● **Goal**
Note each line that includes the word "Severe". Copy those lines.

-- BEGIN Data provided --

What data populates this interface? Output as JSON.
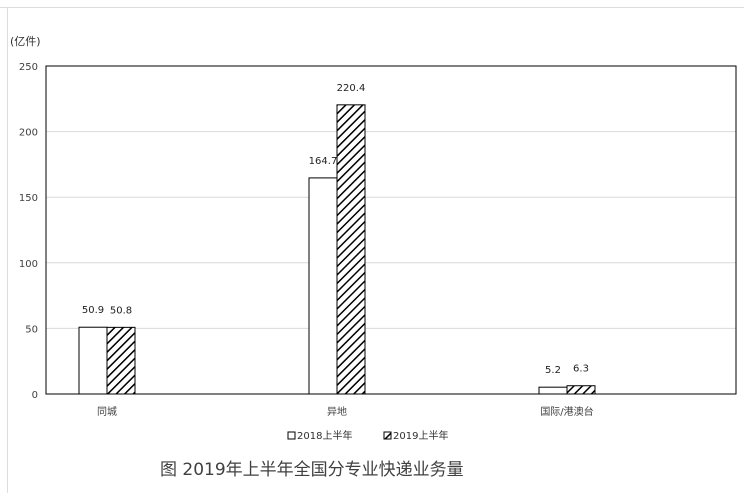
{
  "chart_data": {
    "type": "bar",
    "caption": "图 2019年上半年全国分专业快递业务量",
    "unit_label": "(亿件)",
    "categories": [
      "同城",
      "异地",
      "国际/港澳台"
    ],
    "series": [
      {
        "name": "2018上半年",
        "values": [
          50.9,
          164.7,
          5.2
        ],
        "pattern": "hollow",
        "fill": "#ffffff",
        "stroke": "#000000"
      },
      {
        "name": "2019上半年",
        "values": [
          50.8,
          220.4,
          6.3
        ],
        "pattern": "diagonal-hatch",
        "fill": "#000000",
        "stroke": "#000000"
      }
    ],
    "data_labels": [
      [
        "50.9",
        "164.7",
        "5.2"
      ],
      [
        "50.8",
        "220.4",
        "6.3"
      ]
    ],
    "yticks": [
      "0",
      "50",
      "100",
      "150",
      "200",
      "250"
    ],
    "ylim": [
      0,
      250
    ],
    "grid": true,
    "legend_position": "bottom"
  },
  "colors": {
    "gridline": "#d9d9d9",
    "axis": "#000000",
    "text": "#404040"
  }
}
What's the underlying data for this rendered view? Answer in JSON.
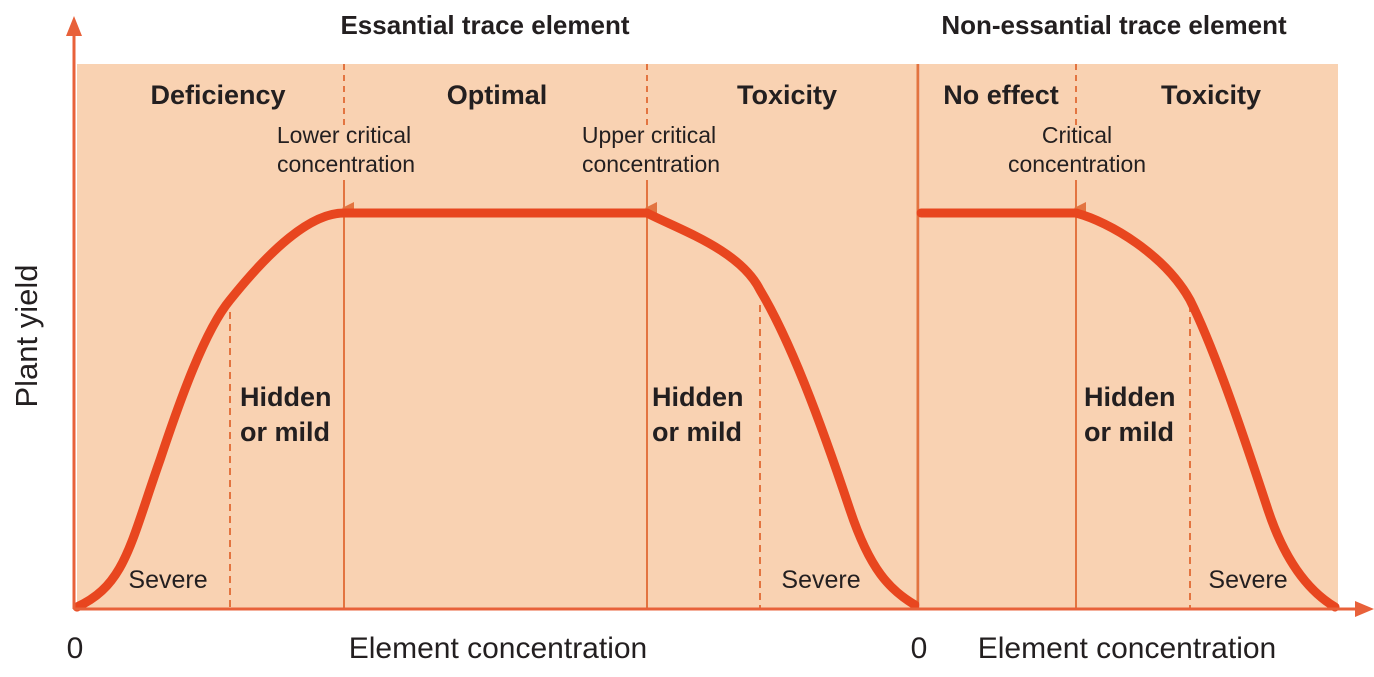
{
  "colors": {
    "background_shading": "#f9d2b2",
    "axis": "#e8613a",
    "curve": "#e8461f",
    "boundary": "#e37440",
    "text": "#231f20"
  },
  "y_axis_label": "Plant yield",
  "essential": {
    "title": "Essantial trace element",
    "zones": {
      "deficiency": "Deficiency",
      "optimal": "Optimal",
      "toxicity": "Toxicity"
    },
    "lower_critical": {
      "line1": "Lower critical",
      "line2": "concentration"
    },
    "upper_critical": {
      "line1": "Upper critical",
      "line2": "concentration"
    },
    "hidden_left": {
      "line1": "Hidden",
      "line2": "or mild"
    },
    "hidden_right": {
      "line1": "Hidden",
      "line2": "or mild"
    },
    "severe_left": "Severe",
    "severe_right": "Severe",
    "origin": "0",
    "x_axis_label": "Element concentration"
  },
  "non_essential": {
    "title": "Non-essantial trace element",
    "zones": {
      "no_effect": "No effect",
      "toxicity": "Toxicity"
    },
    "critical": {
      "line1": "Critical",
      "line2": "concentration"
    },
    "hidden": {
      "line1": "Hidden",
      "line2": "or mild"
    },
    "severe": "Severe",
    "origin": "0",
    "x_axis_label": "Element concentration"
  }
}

-- END Data provided --

● **Solution to this exercise**
    "severe_left": "Severe",
    "severe_right": "Severe",
    "severe": "Severe",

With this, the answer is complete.